**What you need to do:** Pick out each line in these entries that contains the string "doze".

**Source material:**
────────

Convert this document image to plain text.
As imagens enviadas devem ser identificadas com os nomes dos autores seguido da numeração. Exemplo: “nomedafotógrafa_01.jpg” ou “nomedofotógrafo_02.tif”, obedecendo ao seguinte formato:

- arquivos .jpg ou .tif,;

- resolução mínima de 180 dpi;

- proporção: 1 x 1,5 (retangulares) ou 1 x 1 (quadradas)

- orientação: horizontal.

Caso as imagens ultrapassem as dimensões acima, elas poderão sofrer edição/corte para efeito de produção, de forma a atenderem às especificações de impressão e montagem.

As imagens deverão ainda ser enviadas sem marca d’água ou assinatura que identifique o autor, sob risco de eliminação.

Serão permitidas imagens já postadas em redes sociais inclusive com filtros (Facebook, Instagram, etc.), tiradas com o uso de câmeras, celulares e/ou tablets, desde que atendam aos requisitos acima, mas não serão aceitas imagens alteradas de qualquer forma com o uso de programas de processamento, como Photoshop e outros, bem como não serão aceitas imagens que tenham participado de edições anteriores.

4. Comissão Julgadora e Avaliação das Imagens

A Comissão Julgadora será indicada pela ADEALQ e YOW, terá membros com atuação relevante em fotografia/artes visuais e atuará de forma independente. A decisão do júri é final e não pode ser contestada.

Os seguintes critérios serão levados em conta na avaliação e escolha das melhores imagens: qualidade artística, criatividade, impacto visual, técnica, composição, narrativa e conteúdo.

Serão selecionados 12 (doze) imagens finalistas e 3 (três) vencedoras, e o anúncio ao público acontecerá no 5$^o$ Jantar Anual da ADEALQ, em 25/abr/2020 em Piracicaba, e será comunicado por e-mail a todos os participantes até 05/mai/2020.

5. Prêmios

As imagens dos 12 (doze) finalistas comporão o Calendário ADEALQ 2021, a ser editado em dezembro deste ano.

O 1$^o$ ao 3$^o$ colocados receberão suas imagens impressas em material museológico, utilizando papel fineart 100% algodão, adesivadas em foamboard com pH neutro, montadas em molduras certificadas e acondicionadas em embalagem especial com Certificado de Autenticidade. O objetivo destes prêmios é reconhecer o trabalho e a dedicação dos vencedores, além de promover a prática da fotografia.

────────

**Final result:**
Serão selecionados 12 (doze) imagens finalistas e 3 (três) vencedoras, e o anúncio ao público acontecerá no 5$^o$ Jantar Anual da ADEALQ, em 25/abr/2020 em Piracicaba, e será comunicado por e-mail a todos os participantes até 05/mai/2020.
As imagens dos 12 (doze) finalistas comporão o Calendário ADEALQ 2021, a ser editado em dezembro deste ano.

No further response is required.